On lap 10, Sato attempted to overtake Trulli into the chicane, but never looked like pulling the move off and the resulting contact forced Trulli into retirement. Ralf was the first of the leaders to pit, coming in for the first of three stops at the end of lap 13. This counted him out of the running for the race victory, with Fisichella assuming the lead.

On lap 19, Alonso pulled off one of the most audacious overtaking manoeuvres with a pass around the outside of Michael Schumacher at the infamous 130R corner. Raikkonen had a sniff of passing the seven-time world champion into the very next turn, the Casio Triangle, but had to settle in behind the Ferrari. Alonso stopped first of the trio, but because he pitted for fuel before Michael and Raikkonen, he came back out behind the duo, with Raikkonen passing Michael on the pit straight on lap 29. On lap 32, Michael went deep into the chicane, giving Alonso the opportunity to pass again, which he did down the pit straight and swept into turn one ahead of the German.

Information shown:

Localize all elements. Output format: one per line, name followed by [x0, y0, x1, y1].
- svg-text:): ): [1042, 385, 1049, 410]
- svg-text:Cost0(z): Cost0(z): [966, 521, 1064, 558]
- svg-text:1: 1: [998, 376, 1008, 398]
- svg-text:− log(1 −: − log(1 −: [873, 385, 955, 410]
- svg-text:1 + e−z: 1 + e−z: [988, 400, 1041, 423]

Stated problem 1:
In the race report, how did Alonso pass Michael Schumacher on lap 19?
Stated problem 2:
Pick up the race report after its final sentence and continue the account of the race.

Task result 1:
He went around the outside of him at the 130R corner.

Task result 2:
Raikkonen made his final stop on lap 45, handing the lead back to Fisichella. But as he emerged from the pits, Raikkonen was about to go on a thrilling charge. Alonso had closed up to the back of the Williams-BMW of Mark Webber by the end of lap 49 and despite being forced onto the grass, the world champion was able to complete the overtake on the Australian and took third place. Raikkonen took 1.3 seconds out of Fisichella's lead on lap 49 and was now right on the rear-wing of the Italian. Raikkonen lined up the overtake going into the chicane, but Fisichella went defensive, leaving him vulnerable to an attack from Raikkonen, who was given all the motivation he needed to slingshot past the Renault into turn one to complete a brilliant recovery drive for his seventh win of the season.

===Post-race===
Jacques Villeneuve had 25 seconds added to his race time for causing Juan Pablo Montoya to crash out on the first lap, while Takuma Sato was disqualified from the final classification for his lap 10 collision with Jarno Trulli which caused the Italian to retire from the race.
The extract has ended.